# THE EXERCISE
Search the data below for "slice"; list each line that holds it.

++++ THE RECORDS ++++

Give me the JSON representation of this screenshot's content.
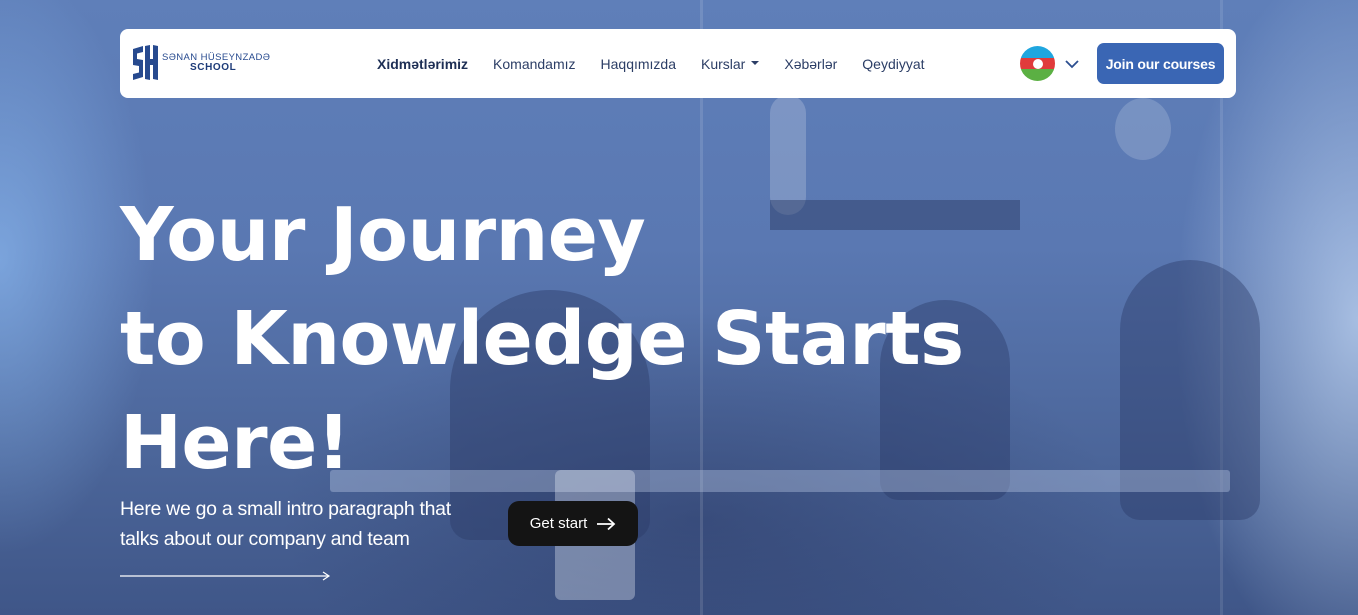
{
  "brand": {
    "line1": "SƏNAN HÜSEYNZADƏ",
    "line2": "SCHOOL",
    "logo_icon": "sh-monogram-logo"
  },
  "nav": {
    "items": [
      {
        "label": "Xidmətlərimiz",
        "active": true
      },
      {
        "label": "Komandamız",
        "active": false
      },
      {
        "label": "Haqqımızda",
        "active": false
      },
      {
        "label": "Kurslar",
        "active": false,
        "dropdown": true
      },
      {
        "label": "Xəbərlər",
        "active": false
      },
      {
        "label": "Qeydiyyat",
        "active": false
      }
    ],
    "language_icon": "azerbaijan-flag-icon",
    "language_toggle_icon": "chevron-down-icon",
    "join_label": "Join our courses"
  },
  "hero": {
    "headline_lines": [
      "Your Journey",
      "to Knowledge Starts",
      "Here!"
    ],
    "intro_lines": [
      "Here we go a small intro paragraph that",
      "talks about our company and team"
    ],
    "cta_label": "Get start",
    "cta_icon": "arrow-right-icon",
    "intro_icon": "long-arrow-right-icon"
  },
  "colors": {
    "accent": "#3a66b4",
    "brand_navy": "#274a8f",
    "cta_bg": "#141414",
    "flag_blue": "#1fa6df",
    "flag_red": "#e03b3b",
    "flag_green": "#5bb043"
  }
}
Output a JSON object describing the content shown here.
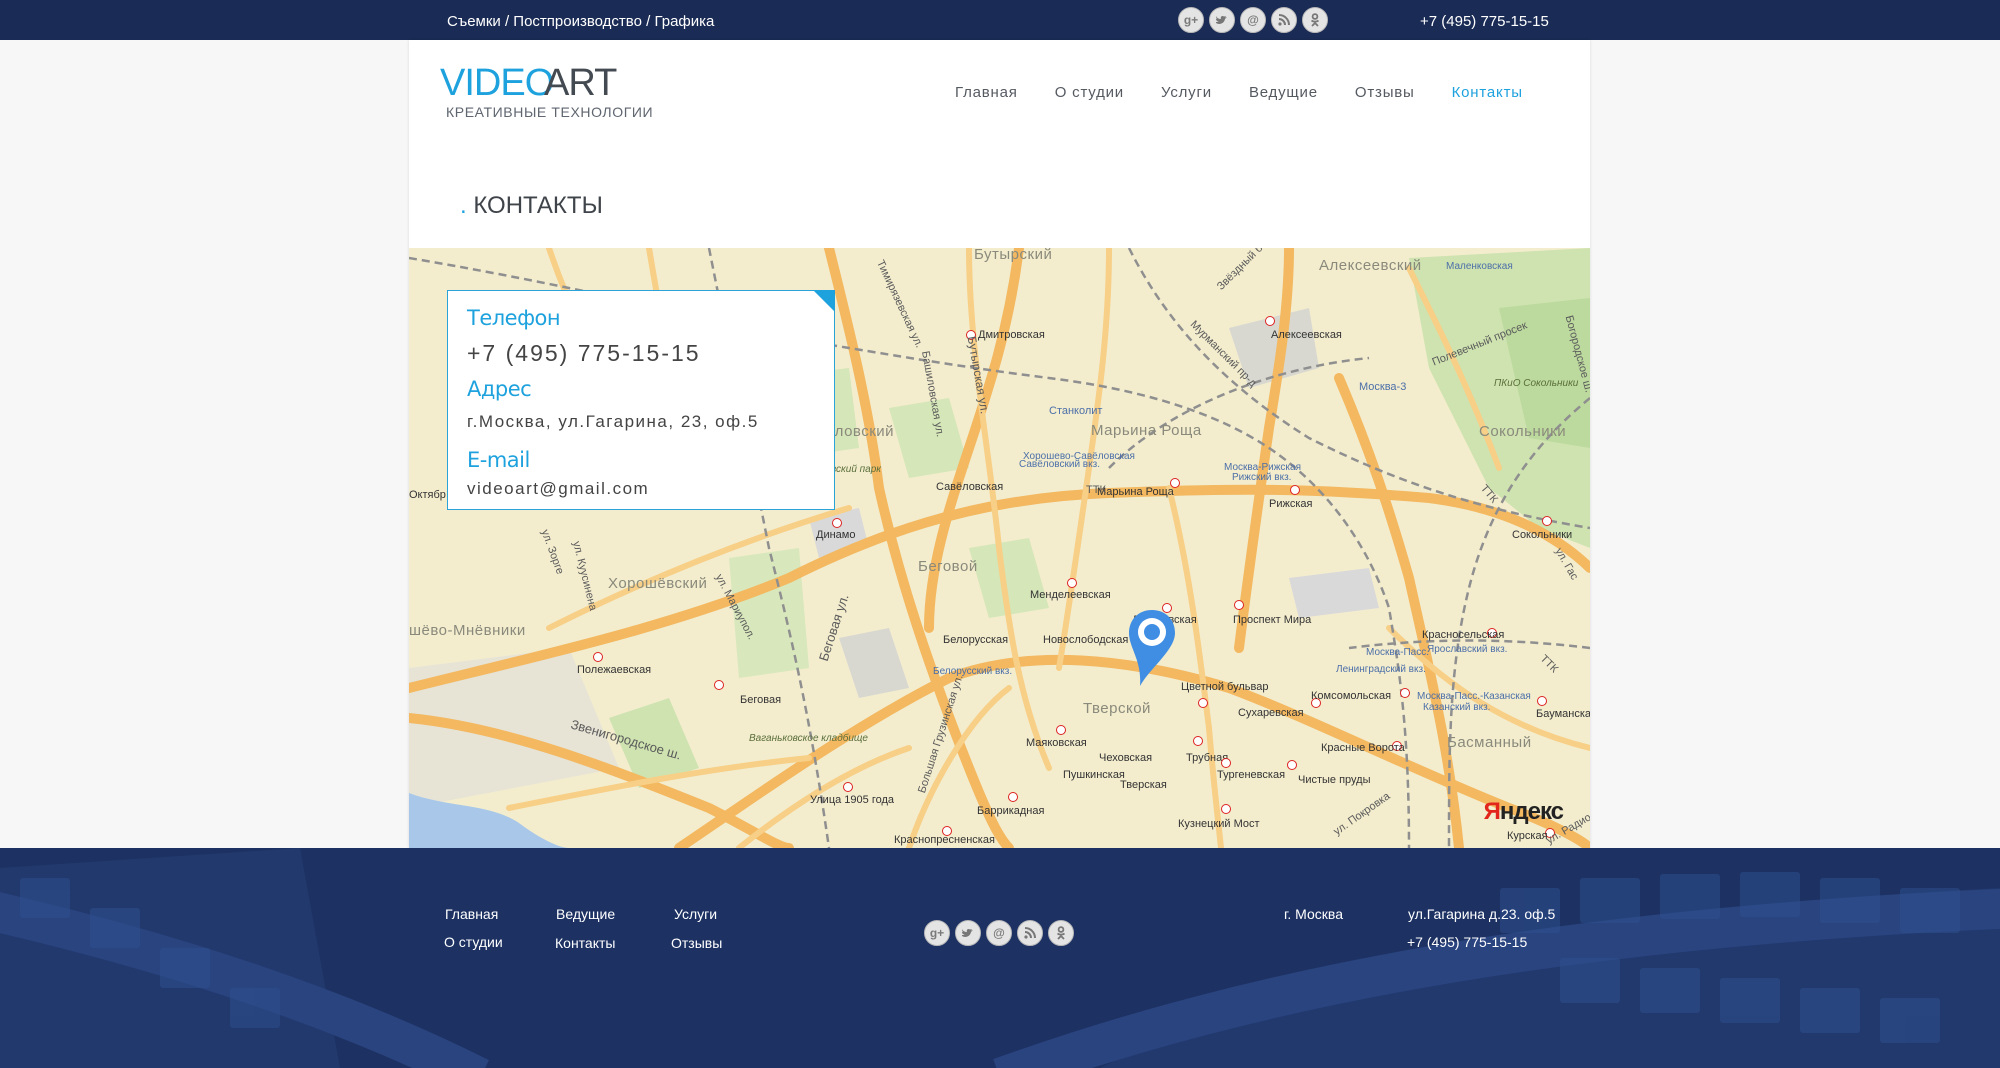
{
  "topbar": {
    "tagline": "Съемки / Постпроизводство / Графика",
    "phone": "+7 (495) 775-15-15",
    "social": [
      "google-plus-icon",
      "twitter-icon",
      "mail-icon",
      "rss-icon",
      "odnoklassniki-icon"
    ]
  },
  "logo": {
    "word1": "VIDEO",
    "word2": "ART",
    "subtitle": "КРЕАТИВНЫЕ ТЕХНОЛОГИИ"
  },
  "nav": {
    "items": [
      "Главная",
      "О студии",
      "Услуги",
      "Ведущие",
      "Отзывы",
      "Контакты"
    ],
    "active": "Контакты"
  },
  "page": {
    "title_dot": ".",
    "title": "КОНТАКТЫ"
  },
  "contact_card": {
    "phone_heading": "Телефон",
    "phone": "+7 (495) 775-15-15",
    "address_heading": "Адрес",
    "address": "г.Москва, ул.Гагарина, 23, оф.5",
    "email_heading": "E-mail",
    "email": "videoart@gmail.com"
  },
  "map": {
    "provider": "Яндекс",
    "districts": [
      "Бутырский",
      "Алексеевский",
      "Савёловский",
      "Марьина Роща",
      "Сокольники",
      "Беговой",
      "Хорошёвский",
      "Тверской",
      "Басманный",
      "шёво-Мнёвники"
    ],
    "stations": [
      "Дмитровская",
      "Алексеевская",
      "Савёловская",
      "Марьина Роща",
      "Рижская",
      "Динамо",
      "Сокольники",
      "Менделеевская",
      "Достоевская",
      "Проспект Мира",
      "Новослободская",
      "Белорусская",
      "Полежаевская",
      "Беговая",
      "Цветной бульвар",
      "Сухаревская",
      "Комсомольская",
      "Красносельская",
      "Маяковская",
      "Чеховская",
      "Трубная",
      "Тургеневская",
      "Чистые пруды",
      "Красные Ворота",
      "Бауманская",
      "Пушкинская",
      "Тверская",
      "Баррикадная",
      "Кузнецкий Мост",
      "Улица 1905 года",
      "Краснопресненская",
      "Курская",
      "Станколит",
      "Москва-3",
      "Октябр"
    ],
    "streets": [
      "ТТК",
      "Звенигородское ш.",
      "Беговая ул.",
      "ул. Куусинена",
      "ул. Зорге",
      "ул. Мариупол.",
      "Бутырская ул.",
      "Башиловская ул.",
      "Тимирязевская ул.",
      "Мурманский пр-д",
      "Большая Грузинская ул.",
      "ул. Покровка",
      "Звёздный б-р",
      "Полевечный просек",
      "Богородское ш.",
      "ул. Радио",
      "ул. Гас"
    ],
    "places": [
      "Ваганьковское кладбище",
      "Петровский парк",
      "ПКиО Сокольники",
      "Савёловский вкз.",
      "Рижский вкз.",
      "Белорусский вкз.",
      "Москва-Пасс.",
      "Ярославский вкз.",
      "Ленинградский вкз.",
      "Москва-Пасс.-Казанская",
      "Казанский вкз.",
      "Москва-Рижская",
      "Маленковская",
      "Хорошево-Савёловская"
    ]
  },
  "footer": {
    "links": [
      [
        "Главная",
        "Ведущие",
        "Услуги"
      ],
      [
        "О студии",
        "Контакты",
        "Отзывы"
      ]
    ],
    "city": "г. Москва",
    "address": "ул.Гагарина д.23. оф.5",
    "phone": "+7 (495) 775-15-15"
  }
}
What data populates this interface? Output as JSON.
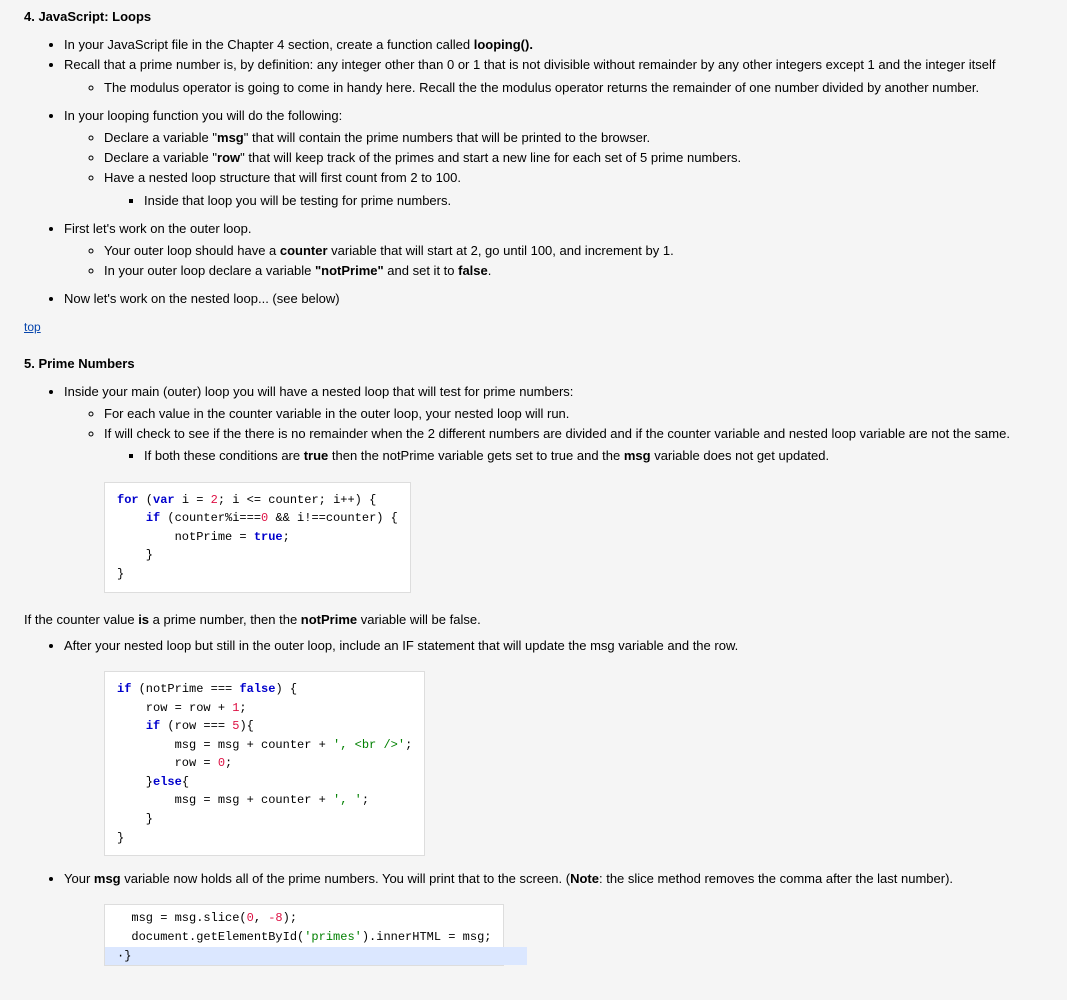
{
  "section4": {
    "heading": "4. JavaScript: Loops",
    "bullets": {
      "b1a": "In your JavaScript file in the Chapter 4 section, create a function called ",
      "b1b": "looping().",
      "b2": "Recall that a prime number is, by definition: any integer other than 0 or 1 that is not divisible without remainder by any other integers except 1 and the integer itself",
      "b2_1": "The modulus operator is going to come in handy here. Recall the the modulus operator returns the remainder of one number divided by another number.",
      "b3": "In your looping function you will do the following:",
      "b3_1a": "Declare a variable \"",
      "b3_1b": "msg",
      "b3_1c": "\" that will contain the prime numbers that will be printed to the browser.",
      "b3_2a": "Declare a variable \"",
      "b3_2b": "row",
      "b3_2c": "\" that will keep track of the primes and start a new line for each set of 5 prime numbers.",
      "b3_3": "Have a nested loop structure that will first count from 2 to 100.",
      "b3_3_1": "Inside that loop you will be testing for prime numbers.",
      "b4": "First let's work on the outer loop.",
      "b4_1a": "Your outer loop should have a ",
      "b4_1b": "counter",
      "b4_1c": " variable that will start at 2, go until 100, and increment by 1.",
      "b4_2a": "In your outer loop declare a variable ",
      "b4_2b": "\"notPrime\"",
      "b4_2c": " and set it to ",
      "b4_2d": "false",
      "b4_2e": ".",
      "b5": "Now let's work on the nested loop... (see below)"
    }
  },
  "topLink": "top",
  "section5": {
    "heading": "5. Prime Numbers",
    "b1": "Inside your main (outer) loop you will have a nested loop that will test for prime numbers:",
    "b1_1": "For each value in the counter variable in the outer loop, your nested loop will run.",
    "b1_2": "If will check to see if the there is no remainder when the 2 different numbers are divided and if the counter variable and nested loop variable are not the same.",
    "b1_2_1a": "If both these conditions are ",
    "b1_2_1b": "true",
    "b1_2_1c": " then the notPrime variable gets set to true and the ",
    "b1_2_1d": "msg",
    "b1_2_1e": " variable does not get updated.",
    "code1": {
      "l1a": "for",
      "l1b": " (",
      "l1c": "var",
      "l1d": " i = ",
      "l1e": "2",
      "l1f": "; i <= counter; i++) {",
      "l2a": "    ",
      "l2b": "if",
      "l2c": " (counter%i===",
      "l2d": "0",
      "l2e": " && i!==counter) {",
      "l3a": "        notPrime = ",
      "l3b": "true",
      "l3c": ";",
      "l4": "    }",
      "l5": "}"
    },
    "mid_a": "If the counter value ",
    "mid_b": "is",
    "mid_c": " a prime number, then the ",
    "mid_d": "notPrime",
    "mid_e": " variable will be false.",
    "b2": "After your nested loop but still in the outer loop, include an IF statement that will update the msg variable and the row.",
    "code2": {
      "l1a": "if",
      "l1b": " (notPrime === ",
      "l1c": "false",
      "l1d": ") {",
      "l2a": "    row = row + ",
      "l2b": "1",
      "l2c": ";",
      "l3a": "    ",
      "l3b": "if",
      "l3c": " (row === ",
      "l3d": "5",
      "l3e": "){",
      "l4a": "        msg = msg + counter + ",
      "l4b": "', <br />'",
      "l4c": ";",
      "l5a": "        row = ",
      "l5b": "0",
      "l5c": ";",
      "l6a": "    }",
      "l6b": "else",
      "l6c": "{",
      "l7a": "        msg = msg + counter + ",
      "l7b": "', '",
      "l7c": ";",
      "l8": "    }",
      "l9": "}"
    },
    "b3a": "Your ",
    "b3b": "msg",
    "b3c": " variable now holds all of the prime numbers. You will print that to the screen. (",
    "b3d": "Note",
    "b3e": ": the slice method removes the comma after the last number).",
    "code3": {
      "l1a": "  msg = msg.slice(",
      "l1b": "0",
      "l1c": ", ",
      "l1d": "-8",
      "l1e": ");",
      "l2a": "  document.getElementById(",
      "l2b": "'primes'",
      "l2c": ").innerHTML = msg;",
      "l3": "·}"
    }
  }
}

++++

# TASK SOLUTION
    "b3e": ": the slice method removes the comma after the last number).",
      "l1a": "  msg = msg.slice(",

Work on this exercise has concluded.